Data extract:
────────

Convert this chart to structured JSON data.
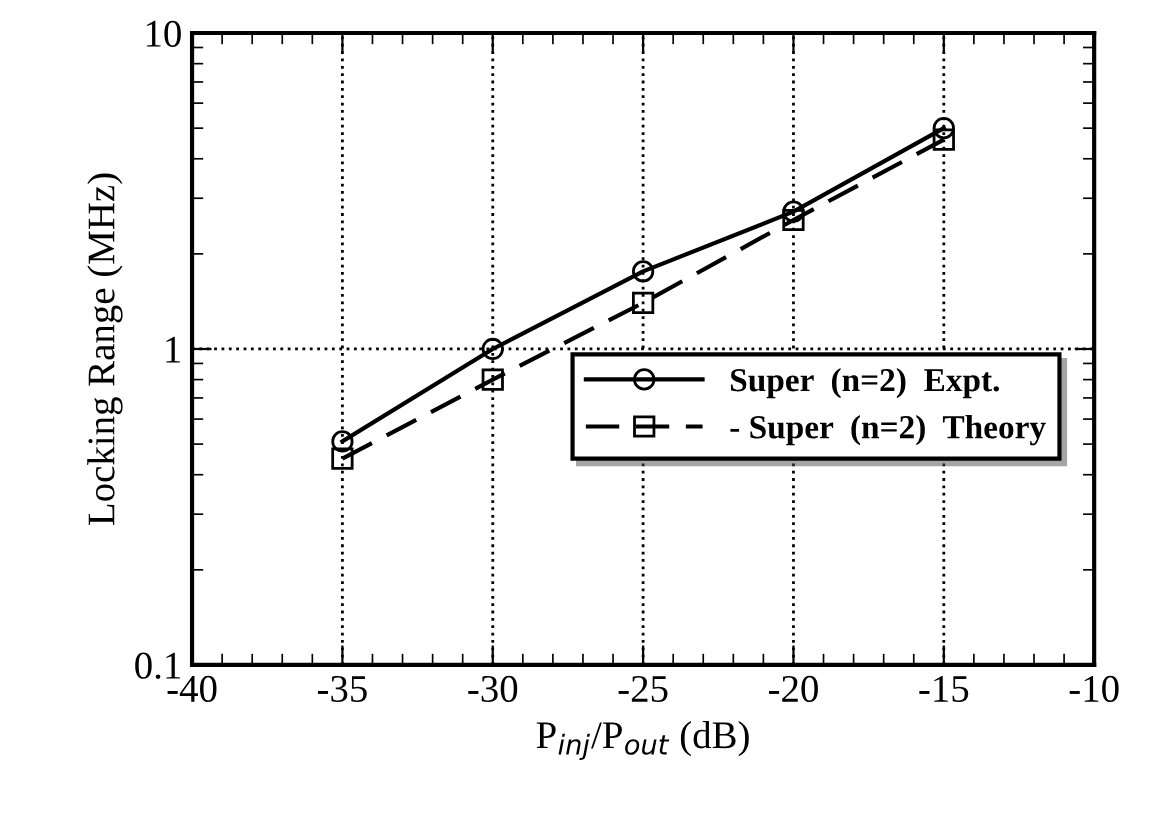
{
  "chart_data": {
    "type": "line",
    "xlabel": "P$_{inj}$/P$_{out}$ (dB)",
    "ylabel": "Locking Range (MHz)",
    "x": [
      -35,
      -30,
      -25,
      -20,
      -15
    ],
    "series": [
      {
        "name": "Super  (n=2)  Expt.",
        "color": "#000000",
        "values": [
          0.51,
          1.0,
          1.76,
          2.72,
          5.0
        ],
        "marker": "circle",
        "line_style": "solid"
      },
      {
        "name": "- Super  (n=2)  Theory",
        "color": "#000000",
        "values": [
          0.45,
          0.8,
          1.4,
          2.56,
          4.6
        ],
        "marker": "square",
        "line_style": "dashed"
      }
    ],
    "log": "y",
    "xlim": [
      -40,
      -10
    ],
    "xticks": [
      -40,
      -35,
      -30,
      -25,
      -20,
      -15,
      -10
    ],
    "ylim": [
      0.1,
      10
    ],
    "yticks": [
      0.1,
      1,
      10
    ],
    "grid": true,
    "legend": "bottom right"
  }
}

────────

What to work on: Your copy should match the entries exactly, minus the pictures.

Written reply:
Convert this chart to structured JSON data.
{
  "chart_data": {
    "type": "line",
    "xlabel": "P$_{inj}$/P$_{out}$ (dB)",
    "ylabel": "Locking Range (MHz)",
    "x": [
      -35,
      -30,
      -25,
      -20,
      -15
    ],
    "series": [
      {
        "name": "Super  (n=2)  Expt.",
        "color": "#000000",
        "values": [
          0.51,
          1.0,
          1.76,
          2.72,
          5.0
        ],
        "marker": "circle",
        "line_style": "solid"
      },
      {
        "name": "- Super  (n=2)  Theory",
        "color": "#000000",
        "values": [
          0.45,
          0.8,
          1.4,
          2.56,
          4.6
        ],
        "marker": "square",
        "line_style": "dashed"
      }
    ],
    "log": "y",
    "xlim": [
      -40,
      -10
    ],
    "xticks": [
      -40,
      -35,
      -30,
      -25,
      -20,
      -15,
      -10
    ],
    "ylim": [
      0.1,
      10
    ],
    "yticks": [
      0.1,
      1,
      10
    ],
    "grid": true,
    "legend": "bottom right"
  }
}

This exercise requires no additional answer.